◆ Testo da leggere ◆
La mezza marcia indietro decisa dal governo rispetto alla stretta sulle pensioni di alcune categorie di dipendenti e in particolare di medici e infermieri ridurrà di 9,1 miliardi i risparmi netti attesi per lo Stato dalla revisione delle loro aliquote di rendimento. Che nella prima versione della manovra ammontavano a oltre 21 miliardi di qui al 2043 e ora si fermano a 12. Come trovare le coperture? Posto che i maggiori costi si materializzeranno oltre la fine dell’attuale legislatura, concentrandosi anzi dopo quella successiva, il governo Meloni ha evidentemente pensato di lasciare la patata bollente nelle mani di chi verrà dopo. Prevedendo a partire dal 2033 tagli crescenti al finanziamento del Servizio sanitario nazionale: 3,2 miliardi in un decennio. Una nemesi, tra l’altro, per il personale del comparto che il 5 dicembre ha scioperato anche per protesta contro le insufficienti risorse stanziate per il Ssn.
Con l’emendamento depositato in Parlamento giovedì scorso il governo, come è noto, ha limitato la rideterminazione in peggio delle aliquote ai casi di pensionamento anticipato, escludendo quindi chi va in pensione di vecchiaia. E ha disposto che il taglio agli assegni sia ridotto – solo per medici e infermieri – di un trentaseiesimo per ogni mese di rinvio dell’uscita dal lavoro. Le due categorie, dunque, potranno evitare la penalizzazione rimandando la pensione di tre anni. Di conseguenza si consente loro di rimanere in servizio anche oltre i 67 anni di età, fino al compimento dei 70.
A chiarire la complessa geometria che deriva dagli effetti di questa modifica su entrate e uscite è la relazione tecnica del provvedimento, bollinata dalla Ragioneria generale dello Stato. Fatta salva una piccola riduzione (10 milioni di euro) delle risorse destinata al pensionamento dei lavoratori precoci, che si materializzerà già nel 2024, fino al 2032 i maggiori oneri verrebbero compensati quasi totalmente dall’impatto positivo derivante dalla possibilità di trattenimento in servizio fino ai 70 anni. Che secondo l’esecutivo consentirà di rimpinguare il Fondo per interventi strutturali di politica economica con 14 milioni di euro nel 2025, 42 nel 2026, 171 nel 2027, 309 nel 2028, 390 nel 2029, 464 nel 2030, 132 nel 2031 e 145 nel 2032. E così si arriva alla fine della XX legislatura, la prossima.

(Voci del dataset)
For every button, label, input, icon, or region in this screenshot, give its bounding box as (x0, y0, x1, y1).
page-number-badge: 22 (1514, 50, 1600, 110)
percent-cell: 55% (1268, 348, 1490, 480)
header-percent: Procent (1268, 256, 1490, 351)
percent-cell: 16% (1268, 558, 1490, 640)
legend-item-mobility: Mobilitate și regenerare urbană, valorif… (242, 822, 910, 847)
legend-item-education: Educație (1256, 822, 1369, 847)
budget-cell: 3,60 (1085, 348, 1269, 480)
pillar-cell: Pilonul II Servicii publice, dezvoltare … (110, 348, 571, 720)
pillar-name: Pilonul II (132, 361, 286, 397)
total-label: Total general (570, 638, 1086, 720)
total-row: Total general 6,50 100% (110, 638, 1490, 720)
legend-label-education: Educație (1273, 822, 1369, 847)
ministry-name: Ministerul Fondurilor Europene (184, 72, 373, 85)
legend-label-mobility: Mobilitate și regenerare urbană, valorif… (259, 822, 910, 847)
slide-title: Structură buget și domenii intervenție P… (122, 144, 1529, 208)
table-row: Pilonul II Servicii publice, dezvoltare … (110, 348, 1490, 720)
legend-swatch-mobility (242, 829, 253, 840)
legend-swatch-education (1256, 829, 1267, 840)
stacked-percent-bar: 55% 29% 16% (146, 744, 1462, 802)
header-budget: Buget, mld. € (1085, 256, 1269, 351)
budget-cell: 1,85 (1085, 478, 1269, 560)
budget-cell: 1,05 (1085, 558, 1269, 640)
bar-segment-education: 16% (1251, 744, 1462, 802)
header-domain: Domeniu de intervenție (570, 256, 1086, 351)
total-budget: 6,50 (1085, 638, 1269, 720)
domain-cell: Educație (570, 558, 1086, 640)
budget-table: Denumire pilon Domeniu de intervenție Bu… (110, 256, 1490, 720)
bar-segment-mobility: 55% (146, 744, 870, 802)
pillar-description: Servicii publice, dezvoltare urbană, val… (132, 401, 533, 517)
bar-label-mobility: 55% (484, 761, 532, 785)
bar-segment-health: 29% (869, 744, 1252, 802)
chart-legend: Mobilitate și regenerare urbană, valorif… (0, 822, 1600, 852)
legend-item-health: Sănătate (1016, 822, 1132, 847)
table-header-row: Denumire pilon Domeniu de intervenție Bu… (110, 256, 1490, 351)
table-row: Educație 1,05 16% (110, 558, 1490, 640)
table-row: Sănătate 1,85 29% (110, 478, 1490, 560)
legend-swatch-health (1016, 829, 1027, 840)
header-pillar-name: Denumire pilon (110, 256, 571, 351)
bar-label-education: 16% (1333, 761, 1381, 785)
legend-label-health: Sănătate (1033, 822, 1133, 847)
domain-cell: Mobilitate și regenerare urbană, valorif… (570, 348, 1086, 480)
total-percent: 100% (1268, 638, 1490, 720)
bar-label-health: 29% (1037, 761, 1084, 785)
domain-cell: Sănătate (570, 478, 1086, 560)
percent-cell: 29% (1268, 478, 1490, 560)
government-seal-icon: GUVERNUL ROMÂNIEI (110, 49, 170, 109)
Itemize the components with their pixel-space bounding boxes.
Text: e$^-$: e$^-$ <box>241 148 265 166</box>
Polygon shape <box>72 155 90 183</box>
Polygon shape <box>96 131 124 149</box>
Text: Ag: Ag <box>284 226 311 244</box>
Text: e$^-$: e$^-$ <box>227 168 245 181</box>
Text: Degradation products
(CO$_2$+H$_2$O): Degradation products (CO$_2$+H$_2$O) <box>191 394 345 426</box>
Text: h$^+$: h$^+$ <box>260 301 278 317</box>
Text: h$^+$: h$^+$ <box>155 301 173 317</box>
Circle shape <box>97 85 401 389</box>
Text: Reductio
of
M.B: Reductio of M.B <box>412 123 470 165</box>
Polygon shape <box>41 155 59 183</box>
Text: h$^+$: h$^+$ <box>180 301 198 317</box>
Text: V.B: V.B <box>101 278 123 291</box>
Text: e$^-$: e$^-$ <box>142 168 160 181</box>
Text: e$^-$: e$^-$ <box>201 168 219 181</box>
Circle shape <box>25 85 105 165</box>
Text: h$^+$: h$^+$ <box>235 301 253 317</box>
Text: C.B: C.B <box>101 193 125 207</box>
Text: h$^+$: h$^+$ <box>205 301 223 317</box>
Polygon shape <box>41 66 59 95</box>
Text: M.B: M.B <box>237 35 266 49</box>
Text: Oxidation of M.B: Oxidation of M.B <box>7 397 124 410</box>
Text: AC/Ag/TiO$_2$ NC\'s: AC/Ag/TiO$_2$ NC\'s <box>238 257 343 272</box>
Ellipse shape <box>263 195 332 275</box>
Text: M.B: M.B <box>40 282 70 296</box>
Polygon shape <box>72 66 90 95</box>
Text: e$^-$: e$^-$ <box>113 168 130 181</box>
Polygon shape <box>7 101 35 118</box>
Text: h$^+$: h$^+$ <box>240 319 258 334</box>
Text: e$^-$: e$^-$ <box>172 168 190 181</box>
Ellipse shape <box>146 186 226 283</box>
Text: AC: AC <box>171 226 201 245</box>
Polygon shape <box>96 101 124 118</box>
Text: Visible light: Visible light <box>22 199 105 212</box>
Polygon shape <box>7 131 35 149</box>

◆ Azione richiesta ◆
Trascriva il testo sulle pensioni di medici e infermieri cominciando da "A chiarire la" e proseguendo fino a "legislatura, la prossima.", ma sostituisca "relazione tecnica" con "nota tecnica".

◆ La sua soluzione ◆
A chiarire la complessa geometria che deriva dagli effetti di questa modifica su entrate e uscite è la nota tecnica del provvedimento, bollinata dalla Ragioneria generale dello Stato. Fatta salva una piccola riduzione (10 milioni di euro) delle risorse destinata al pensionamento dei lavoratori precoci, che si materializzerà già nel 2024, fino al 2032 i maggiori oneri verrebbero compensati quasi totalmente dall’impatto positivo derivante dalla possibilità di trattenimento in servizio fino ai 70 anni. Che secondo l’esecutivo consentirà di rimpinguare il Fondo per interventi strutturali di politica economica con 14 milioni di euro nel 2025, 42 nel 2026, 171 nel 2027, 309 nel 2028, 390 nel 2029, 464 nel 2030, 132 nel 2031 e 145 nel 2032. E così si arriva alla fine della XX legislatura, la prossima.